### Task brief
Copy every line of the data exactly, leaving nothing out.

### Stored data
════════════════════

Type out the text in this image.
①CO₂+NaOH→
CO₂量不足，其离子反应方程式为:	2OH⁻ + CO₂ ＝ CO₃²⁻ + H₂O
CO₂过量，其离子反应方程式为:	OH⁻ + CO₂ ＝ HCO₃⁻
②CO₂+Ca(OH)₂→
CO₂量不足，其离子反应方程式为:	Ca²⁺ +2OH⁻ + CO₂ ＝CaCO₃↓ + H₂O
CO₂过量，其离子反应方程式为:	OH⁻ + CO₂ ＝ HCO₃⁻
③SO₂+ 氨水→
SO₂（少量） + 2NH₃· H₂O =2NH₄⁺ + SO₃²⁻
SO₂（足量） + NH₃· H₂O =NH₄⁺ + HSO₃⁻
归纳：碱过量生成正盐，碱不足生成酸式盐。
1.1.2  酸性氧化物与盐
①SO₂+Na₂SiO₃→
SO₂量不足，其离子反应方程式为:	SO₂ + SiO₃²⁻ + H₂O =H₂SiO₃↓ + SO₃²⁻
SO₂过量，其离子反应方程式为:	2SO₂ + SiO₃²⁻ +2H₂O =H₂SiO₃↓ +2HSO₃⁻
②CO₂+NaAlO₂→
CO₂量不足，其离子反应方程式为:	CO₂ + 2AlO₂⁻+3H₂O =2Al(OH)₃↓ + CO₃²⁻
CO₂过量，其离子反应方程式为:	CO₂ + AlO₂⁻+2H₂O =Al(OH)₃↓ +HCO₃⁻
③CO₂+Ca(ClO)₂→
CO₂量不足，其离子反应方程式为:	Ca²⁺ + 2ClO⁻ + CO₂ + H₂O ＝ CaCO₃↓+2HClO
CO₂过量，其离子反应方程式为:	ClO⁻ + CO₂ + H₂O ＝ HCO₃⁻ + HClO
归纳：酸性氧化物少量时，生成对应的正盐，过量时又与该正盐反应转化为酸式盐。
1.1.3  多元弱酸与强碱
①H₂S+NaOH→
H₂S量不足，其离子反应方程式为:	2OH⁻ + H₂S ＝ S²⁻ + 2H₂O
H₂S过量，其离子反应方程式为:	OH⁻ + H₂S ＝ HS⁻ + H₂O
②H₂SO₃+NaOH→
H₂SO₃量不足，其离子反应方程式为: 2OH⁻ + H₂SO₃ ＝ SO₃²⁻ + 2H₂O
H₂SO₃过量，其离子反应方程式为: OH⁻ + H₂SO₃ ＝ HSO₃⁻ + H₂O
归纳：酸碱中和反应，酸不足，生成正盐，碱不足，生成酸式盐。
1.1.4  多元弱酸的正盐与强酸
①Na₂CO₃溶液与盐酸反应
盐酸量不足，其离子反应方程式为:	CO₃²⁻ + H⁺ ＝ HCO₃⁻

════════════════════

### Solved exercise
Type out the text in this image.
①CO₂+NaOH→
CO₂量不足，其离子反应方程式为:	2OH⁻ + CO₂ ＝ CO₃²⁻ + H₂O
CO₂过量，其离子反应方程式为:	OH⁻ + CO₂ ＝ HCO₃⁻
②CO₂+Ca(OH)₂→
CO₂量不足，其离子反应方程式为:	Ca²⁺ +2OH⁻ + CO₂ ＝CaCO₃↓ + H₂O
CO₂过量，其离子反应方程式为:	OH⁻ + CO₂ ＝ HCO₃⁻
③SO₂+ 氨水→
SO₂（少量） + 2NH₃· H₂O =2NH₄⁺ + SO₃²⁻
SO₂（足量） + NH₃· H₂O =NH₄⁺ + HSO₃⁻
归纳：碱过量生成正盐，碱不足生成酸式盐。
1.1.2  酸性氧化物与盐
①SO₂+Na₂SiO₃→
SO₂量不足，其离子反应方程式为:	SO₂ + SiO₃²⁻ + H₂O =H₂SiO₃↓ + SO₃²⁻
SO₂过量，其离子反应方程式为:	2SO₂ + SiO₃²⁻ +2H₂O =H₂SiO₃↓ +2HSO₃⁻
②CO₂+NaAlO₂→
CO₂量不足，其离子反应方程式为:	CO₂ + 2AlO₂⁻+3H₂O =2Al(OH)₃↓ + CO₃²⁻
CO₂过量，其离子反应方程式为:	CO₂ + AlO₂⁻+2H₂O =Al(OH)₃↓ +HCO₃⁻
③CO₂+Ca(ClO)₂→
CO₂量不足，其离子反应方程式为:	Ca²⁺ + 2ClO⁻ + CO₂ + H₂O ＝ CaCO₃↓+2HClO
CO₂过量，其离子反应方程式为:	ClO⁻ + CO₂ + H₂O ＝ HCO₃⁻ + HClO
归纳：酸性氧化物少量时，生成对应的正盐，过量时又与该正盐反应转化为酸式盐。
1.1.3  多元弱酸与强碱
①H₂S+NaOH→
H₂S量不足，其离子反应方程式为:	2OH⁻ + H₂S ＝ S²⁻ + 2H₂O
H₂S过量，其离子反应方程式为:	OH⁻ + H₂S ＝ HS⁻ + H₂O
②H₂SO₃+NaOH→
H₂SO₃量不足，其离子反应方程式为: 2OH⁻ + H₂SO₃ ＝ SO₃²⁻ + 2H₂O
H₂SO₃过量，其离子反应方程式为: OH⁻ + H₂SO₃ ＝ HSO₃⁻ + H₂O
归纳：酸碱中和反应，酸不足，生成正盐，碱不足，生成酸式盐。
1.1.4  多元弱酸的正盐与强酸
①Na₂CO₃溶液与盐酸反应
盐酸量不足，其离子反应方程式为:	CO₃²⁻ + H⁺ ＝ HCO₃⁻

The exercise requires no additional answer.